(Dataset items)
· · · · ·

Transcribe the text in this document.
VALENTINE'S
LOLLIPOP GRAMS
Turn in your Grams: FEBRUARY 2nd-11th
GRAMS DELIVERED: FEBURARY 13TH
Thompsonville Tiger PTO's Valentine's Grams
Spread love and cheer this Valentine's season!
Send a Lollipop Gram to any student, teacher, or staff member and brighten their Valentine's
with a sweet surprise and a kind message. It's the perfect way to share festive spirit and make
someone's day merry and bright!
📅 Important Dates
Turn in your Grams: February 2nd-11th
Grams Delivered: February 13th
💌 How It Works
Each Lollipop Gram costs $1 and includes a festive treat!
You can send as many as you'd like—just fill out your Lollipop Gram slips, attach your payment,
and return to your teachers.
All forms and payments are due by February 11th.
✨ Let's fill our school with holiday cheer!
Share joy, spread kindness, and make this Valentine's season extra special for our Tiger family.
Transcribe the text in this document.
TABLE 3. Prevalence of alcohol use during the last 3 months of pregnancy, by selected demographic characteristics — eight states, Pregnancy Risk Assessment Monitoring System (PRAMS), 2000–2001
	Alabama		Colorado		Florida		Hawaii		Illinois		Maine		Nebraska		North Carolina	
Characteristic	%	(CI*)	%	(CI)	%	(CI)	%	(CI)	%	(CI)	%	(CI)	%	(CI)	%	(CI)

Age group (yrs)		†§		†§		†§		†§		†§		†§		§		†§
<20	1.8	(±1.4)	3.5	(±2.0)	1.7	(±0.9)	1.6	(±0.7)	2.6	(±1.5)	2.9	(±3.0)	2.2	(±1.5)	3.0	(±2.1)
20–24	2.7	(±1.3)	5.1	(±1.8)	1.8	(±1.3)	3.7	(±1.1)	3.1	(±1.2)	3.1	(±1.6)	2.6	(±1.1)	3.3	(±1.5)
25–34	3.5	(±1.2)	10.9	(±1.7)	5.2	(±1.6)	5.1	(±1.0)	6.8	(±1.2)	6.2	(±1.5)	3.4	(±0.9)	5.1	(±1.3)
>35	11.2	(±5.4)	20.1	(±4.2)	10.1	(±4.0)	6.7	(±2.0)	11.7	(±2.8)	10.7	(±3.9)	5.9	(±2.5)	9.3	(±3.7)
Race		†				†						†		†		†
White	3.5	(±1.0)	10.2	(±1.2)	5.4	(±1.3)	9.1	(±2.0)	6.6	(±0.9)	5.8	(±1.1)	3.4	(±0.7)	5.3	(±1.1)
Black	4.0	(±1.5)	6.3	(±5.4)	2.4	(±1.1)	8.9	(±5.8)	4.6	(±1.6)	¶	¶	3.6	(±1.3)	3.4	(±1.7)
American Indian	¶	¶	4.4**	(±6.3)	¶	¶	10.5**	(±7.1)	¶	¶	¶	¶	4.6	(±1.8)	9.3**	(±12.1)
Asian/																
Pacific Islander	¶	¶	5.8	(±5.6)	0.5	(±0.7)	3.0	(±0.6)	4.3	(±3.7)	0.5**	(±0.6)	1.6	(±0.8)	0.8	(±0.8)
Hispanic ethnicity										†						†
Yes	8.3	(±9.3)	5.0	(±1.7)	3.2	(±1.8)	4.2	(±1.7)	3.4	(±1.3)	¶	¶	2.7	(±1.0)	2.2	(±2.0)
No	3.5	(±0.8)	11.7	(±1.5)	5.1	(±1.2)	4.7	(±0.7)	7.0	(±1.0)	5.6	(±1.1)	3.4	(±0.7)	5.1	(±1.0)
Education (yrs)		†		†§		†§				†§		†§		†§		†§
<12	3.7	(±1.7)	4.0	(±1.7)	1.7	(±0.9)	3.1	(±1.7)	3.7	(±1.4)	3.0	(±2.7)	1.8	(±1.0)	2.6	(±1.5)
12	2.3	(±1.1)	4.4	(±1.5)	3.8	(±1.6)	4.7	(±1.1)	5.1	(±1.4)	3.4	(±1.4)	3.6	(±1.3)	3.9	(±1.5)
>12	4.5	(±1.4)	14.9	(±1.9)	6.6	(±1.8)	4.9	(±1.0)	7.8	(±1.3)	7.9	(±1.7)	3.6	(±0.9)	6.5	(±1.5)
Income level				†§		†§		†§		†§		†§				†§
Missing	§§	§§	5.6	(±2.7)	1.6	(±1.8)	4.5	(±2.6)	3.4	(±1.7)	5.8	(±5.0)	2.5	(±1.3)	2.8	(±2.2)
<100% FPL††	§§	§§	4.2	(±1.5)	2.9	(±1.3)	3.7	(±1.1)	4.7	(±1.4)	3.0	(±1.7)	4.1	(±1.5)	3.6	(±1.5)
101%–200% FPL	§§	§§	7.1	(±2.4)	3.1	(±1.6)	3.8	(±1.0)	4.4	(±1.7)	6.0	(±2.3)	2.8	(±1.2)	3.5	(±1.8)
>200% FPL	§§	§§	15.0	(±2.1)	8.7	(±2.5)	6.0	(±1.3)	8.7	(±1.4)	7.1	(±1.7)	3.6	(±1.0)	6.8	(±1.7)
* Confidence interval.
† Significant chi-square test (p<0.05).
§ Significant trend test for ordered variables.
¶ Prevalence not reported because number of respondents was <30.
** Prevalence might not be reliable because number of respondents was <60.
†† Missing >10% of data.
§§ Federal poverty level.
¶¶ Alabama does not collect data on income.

· · · · ·

Find every line that holds "season" and copy it.

_Task answer_.
Spread love and cheer this Valentine's season!
Share joy, spread kindness, and make this Valentine's season extra special for our Tiger family.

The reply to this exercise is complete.